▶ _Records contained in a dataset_
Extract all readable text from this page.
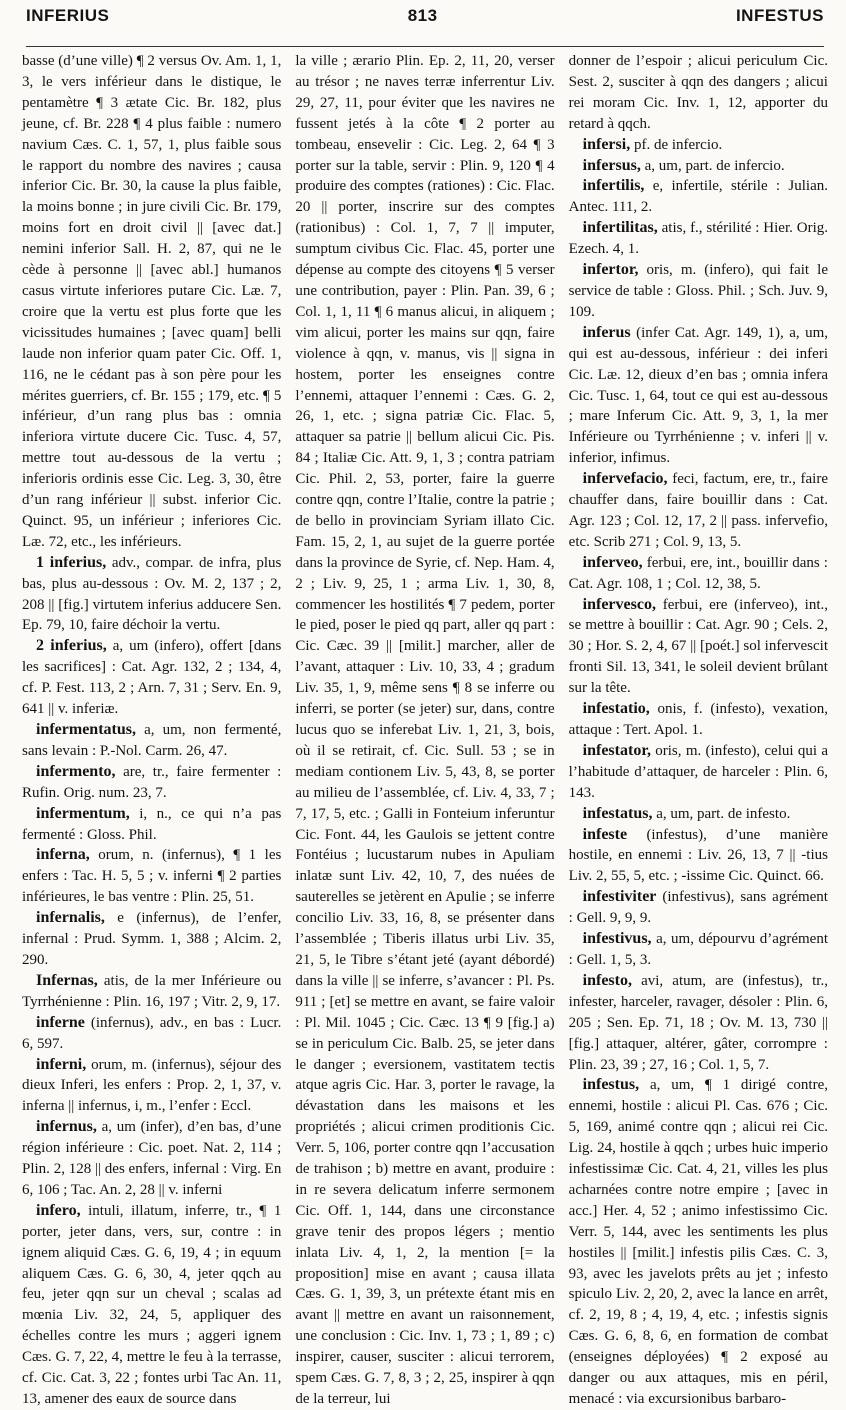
INFERIUS	813	INFESTUS

basse (d’une ville) ¶ 2 versus Ov. Am. 1, 1, 3, le vers inférieur dans le distique, le pentamètre ¶ 3 ætate Cic. Br. 182, plus jeune, cf. Br. 228 ¶ 4 plus faible : numero navium Cæs. C. 1, 57, 1, plus faible sous le rapport du nombre des navires ; causa inferior Cic. Br. 30, la cause la plus faible, la moins bonne ; in jure civili Cic. Br. 179, moins fort en droit civil || [avec dat.] nemini inferior Sall. H. 2, 87, qui ne le cède à personne || [avec abl.] humanos casus virtute inferiores putare Cic. Læ. 7, croire que la vertu est plus forte que les vicissitudes humaines ; [avec quam] belli laude non inferior quam pater Cic. Off. 1, 116, ne le cédant pas à son père pour les mérites guerriers, cf. Br. 155 ; 179, etc. ¶ 5 inférieur, d’un rang plus bas : omnia inferiora virtute ducere Cic. Tusc. 4, 57, mettre tout au-dessous de la vertu ; inferioris ordinis esse Cic. Leg. 3, 30, être d’un rang inférieur || subst. inferior Cic. Quinct. 95, un inférieur ; inferiores Cic. Læ. 72, etc., les inférieurs.

1 inferius, adv., compar. de infra, plus bas, plus au-dessous : Ov. M. 2, 137 ; 2, 208 || [fig.] virtutem inferius adducere Sen. Ep. 79, 10, faire déchoir la vertu.

2 inferius, a, um (infero), offert [dans les sacrifices] : Cat. Agr. 132, 2 ; 134, 4, cf. P. Fest. 113, 2 ; Arn. 7, 31 ; Serv. En. 9, 641 || v. inferiæ.

infermentatus, a, um, non fermenté, sans levain : P.-Nol. Carm. 26, 47.

infermento, are, tr., faire fermenter : Rufin. Orig. num. 23, 7.

infermentum, i, n., ce qui n’a pas fermenté : Gloss. Phil.

inferna, orum, n. (infernus), ¶ 1 les enfers : Tac. H. 5, 5 ; v. inferni ¶ 2 parties inférieures, le bas ventre : Plin. 25, 51.

infernalis, e (infernus), de l’enfer, infernal : Prud. Symm. 1, 388 ; Alcim. 2, 290.

Infernas, atis, de la mer Inférieure ou Tyrrhénienne : Plin. 16, 197 ; Vitr. 2, 9, 17.

inferne (infernus), adv., en bas : Lucr. 6, 597.

inferni, orum, m. (infernus), séjour des dieux Inferi, les enfers : Prop. 2, 1, 37, v. inferna || infernus, i, m., l’enfer : Eccl.

infernus, a, um (infer), d’en bas, d’une région inférieure : Cic. poet. Nat. 2, 114 ; Plin. 2, 128 || des enfers, infernal : Virg. En 6, 106 ; Tac. An. 2, 28 || v. inferni

infero, intuli, illatum, inferre, tr., ¶ 1 porter, jeter dans, vers, sur, contre : in ignem aliquid Cæs. G. 6, 19, 4 ; in equum aliquem Cæs. G. 6, 30, 4, jeter qqch au feu, jeter qqn sur un cheval ; scalas ad mœnia Liv. 32, 24, 5, appliquer des échelles contre les murs ; aggeri ignem Cæs. G. 7, 22, 4, mettre le feu à la terrasse, cf. Cic. Cat. 3, 22 ; fontes urbi Tac An. 11, 13, amener des eaux de source dans

la ville ; ærario Plin. Ep. 2, 11, 20, verser au trésor ; ne naves terræ inferrentur Liv. 29, 27, 11, pour éviter que les navires ne fussent jetés à la côte ¶ 2 porter au tombeau, ensevelir : Cic. Leg. 2, 64 ¶ 3 porter sur la table, servir : Plin. 9, 120 ¶ 4 produire des comptes (rationes) : Cic. Flac. 20 || porter, inscrire sur des comptes (rationibus) : Col. 1, 7, 7 || imputer, sumptum civibus Cic. Flac. 45, porter une dépense au compte des citoyens ¶ 5 verser une contribution, payer : Plin. Pan. 39, 6 ; Col. 1, 1, 11 ¶ 6 manus alicui, in aliquem ; vim alicui, porter les mains sur qqn, faire violence à qqn, v. manus, vis || signa in hostem, porter les enseignes contre l’ennemi, attaquer l’ennemi : Cæs. G. 2, 26, 1, etc. ; signa patriæ Cic. Flac. 5, attaquer sa patrie || bellum alicui Cic. Pis. 84 ; Italiæ Cic. Att. 9, 1, 3 ; contra patriam Cic. Phil. 2, 53, porter, faire la guerre contre qqn, contre l’Italie, contre la patrie ; de bello in provinciam Syriam illato Cic. Fam. 15, 2, 1, au sujet de la guerre portée dans la province de Syrie, cf. Nep. Ham. 4, 2 ; Liv. 9, 25, 1 ; arma Liv. 1, 30, 8, commencer les hostilités ¶ 7 pedem, porter le pied, poser le pied qq part, aller qq part : Cic. Cæc. 39 || [milit.] marcher, aller de l’avant, attaquer : Liv. 10, 33, 4 ; gradum Liv. 35, 1, 9, même sens ¶ 8 se inferre ou inferri, se porter (se jeter) sur, dans, contre lucus quo se inferebat Liv. 1, 21, 3, bois, où il se retirait, cf. Cic. Sull. 53 ; se in mediam contionem Liv. 5, 43, 8, se porter au milieu de l’assemblée, cf. Liv. 4, 33, 7 ; 7, 17, 5, etc. ; Galli in Fonteium inferuntur Cic. Font. 44, les Gaulois se jettent contre Fontéius ; lucustarum nubes in Apuliam inlatæ sunt Liv. 42, 10, 7, des nuées de sauterelles se jetèrent en Apulie ; se inferre concilio Liv. 33, 16, 8, se présenter dans l’assemblée ; Tiberis illatus urbi Liv. 35, 21, 5, le Tibre s’étant jeté (ayant débordé) dans la ville || se inferre, s’avancer : Pl. Ps. 911 ; [et] se mettre en avant, se faire valoir : Pl. Mil. 1045 ; Cic. Cæc. 13 ¶ 9 [fig.] a) se in periculum Cic. Balb. 25, se jeter dans le danger ; eversionem, vastitatem tectis atque agris Cic. Har. 3, porter le ravage, la dévastation dans les maisons et les propriétés ; alicui crimen proditionis Cic. Verr. 5, 106, porter contre qqn l’accusation de trahison ; b) mettre en avant, produire : in re severa delicatum inferre sermonem Cic. Off. 1, 144, dans une circonstance grave tenir des propos légers ; mentio inlata Liv. 4, 1, 2, la mention [= la proposition] mise en avant ; causa illata Cæs. G. 1, 39, 3, un prétexte étant mis en avant || mettre en avant un raisonnement, une conclusion : Cic. Inv. 1, 73 ; 1, 89 ; c) inspirer, causer, susciter : alicui terrorem, spem Cæs. G. 7, 8, 3 ; 2, 25, inspirer à qqn de la terreur, lui

donner de l’espoir ; alicui periculum Cic. Sest. 2, susciter à qqn des dangers ; alicui rei moram Cic. Inv. 1, 12, apporter du retard à qqch.

infersi, pf. de infercio.

infersus, a, um, part. de infercio.

infertilis, e, infertile, stérile : Julian. Antec. 111, 2.

infertilitas, atis, f., stérilité : Hier. Orig. Ezech. 4, 1.

infertor, oris, m. (infero), qui fait le service de table : Gloss. Phil. ; Sch. Juv. 9, 109.

inferus (infer Cat. Agr. 149, 1), a, um, qui est au-dessous, inférieur : dei inferi Cic. Læ. 12, dieux d’en bas ; omnia infera Cic. Tusc. 1, 64, tout ce qui est au-dessous ; mare Inferum Cic. Att. 9, 3, 1, la mer Inférieure ou Tyrrhénienne ; v. inferi || v. inferior, infimus.

infervefacio, feci, factum, ere, tr., faire chauffer dans, faire bouillir dans : Cat. Agr. 123 ; Col. 12, 17, 2 || pass. infervefio, etc. Scrib 271 ; Col. 9, 13, 5.

inferveo, ferbui, ere, int., bouillir dans : Cat. Agr. 108, 1 ; Col. 12, 38, 5.

infervesco, ferbui, ere (inferveo), int., se mettre à bouillir : Cat. Agr. 90 ; Cels. 2, 30 ; Hor. S. 2, 4, 67 || [poét.] sol infervescit fronti Sil. 13, 341, le soleil devient brûlant sur la tête.

infestatio, onis, f. (infesto), vexation, attaque : Tert. Apol. 1.

infestator, oris, m. (infesto), celui qui a l’habitude d’attaquer, de harceler : Plin. 6, 143.

infestatus, a, um, part. de infesto.

infeste (infestus), d’une manière hostile, en ennemi : Liv. 26, 13, 7 || -tius Liv. 2, 55, 5, etc. ; -issime Cic. Quinct. 66.

infestiviter (infestivus), sans agrément : Gell. 9, 9, 9.

infestivus, a, um, dépourvu d’agrément : Gell. 1, 5, 3.

infesto, avi, atum, are (infestus), tr., infester, harceler, ravager, désoler : Plin. 6, 205 ; Sen. Ep. 71, 18 ; Ov. M. 13, 730 || [fig.] attaquer, altérer, gâter, corrompre : Plin. 23, 39 ; 27, 16 ; Col. 1, 5, 7.

infestus, a, um, ¶ 1 dirigé contre, ennemi, hostile : alicui Pl. Cas. 676 ; Cic. 5, 169, animé contre qqn ; alicui rei Cic. Lig. 24, hostile à qqch ; urbes huic imperio infestissimæ Cic. Cat. 4, 21, villes les plus acharnées contre notre empire ; [avec in acc.] Her. 4, 52 ; animo infestissimo Cic. Verr. 5, 144, avec les sentiments les plus hostiles || [milit.] infestis pilis Cæs. C. 3, 93, avec les javelots prêts au jet ; infesto spiculo Liv. 2, 20, 2, avec la lance en arrêt, cf. 2, 19, 8 ; 4, 19, 4, etc. ; infestis signis Cæs. G. 6, 8, 6, en formation de combat (enseignes déployées) ¶ 2 exposé au danger ou aux attaques, mis en péril, menacé : via excursionibus barbaro-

▶ _Problem description_
Return all the lines that contain the string "harceler".

▶ _Expected output_
infestator, oris, m. (infesto), celui qui a l’habitude d’attaquer, de harceler : Plin. 6, 143.
infesto, avi, atum, are (infestus), tr., infester, harceler, ravager, désoler : Plin. 6, 205 ; Sen. Ep. 71, 18 ; Ov. M. 13, 730 || [fig.] attaquer, altérer, gâter, corrompre : Plin. 23, 39 ; 27, 16 ; Col. 1, 5, 7.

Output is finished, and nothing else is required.